• Data in this exercise:
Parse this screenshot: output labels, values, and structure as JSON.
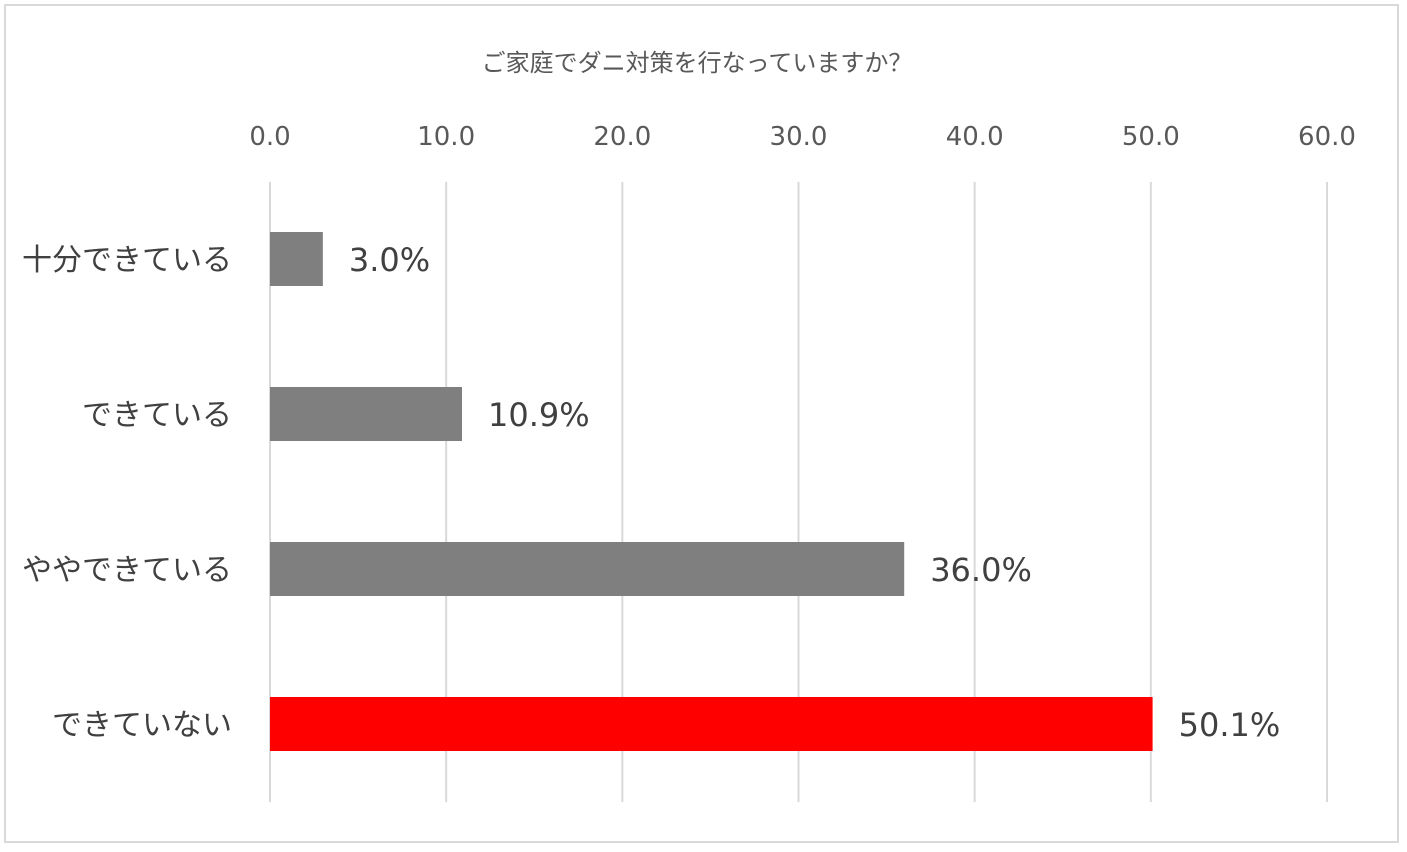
{
  "chart_data": {
    "type": "bar",
    "orientation": "horizontal",
    "title": "ご家庭でダニ対策を行なっていますか？",
    "categories": [
      "十分できている",
      "できている",
      "ややできている",
      "できていない"
    ],
    "values": [
      3.0,
      10.9,
      36.0,
      50.1
    ],
    "data_labels": [
      "3.0%",
      "10.9%",
      "36.0%",
      "50.1%"
    ],
    "xlim": [
      0,
      60
    ],
    "xticks": [
      0,
      10,
      20,
      30,
      40,
      50,
      60
    ],
    "xtick_labels": [
      "0.0",
      "10.0",
      "20.0",
      "30.0",
      "40.0",
      "50.0",
      "60.0"
    ],
    "x_axis_position": "top",
    "grid": true,
    "legend": "none",
    "colors": {
      "bar": "#7f7f7f",
      "highlight": "#ff0000",
      "highlight_index": 3,
      "grid": "#d9d9d9",
      "text": "#404040"
    }
  }
}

• Exercise instructions: Without the pictures, print the whole listing exactly as given.

• Full solution:
Parse this screenshot: output labels, values, and structure as JSON.
{
  "chart_data": {
    "type": "bar",
    "orientation": "horizontal",
    "title": "ご家庭でダニ対策を行なっていますか？",
    "categories": [
      "十分できている",
      "できている",
      "ややできている",
      "できていない"
    ],
    "values": [
      3.0,
      10.9,
      36.0,
      50.1
    ],
    "data_labels": [
      "3.0%",
      "10.9%",
      "36.0%",
      "50.1%"
    ],
    "xlim": [
      0,
      60
    ],
    "xticks": [
      0,
      10,
      20,
      30,
      40,
      50,
      60
    ],
    "xtick_labels": [
      "0.0",
      "10.0",
      "20.0",
      "30.0",
      "40.0",
      "50.0",
      "60.0"
    ],
    "x_axis_position": "top",
    "grid": true,
    "legend": "none",
    "colors": {
      "bar": "#7f7f7f",
      "highlight": "#ff0000",
      "highlight_index": 3,
      "grid": "#d9d9d9",
      "text": "#404040"
    }
  }
}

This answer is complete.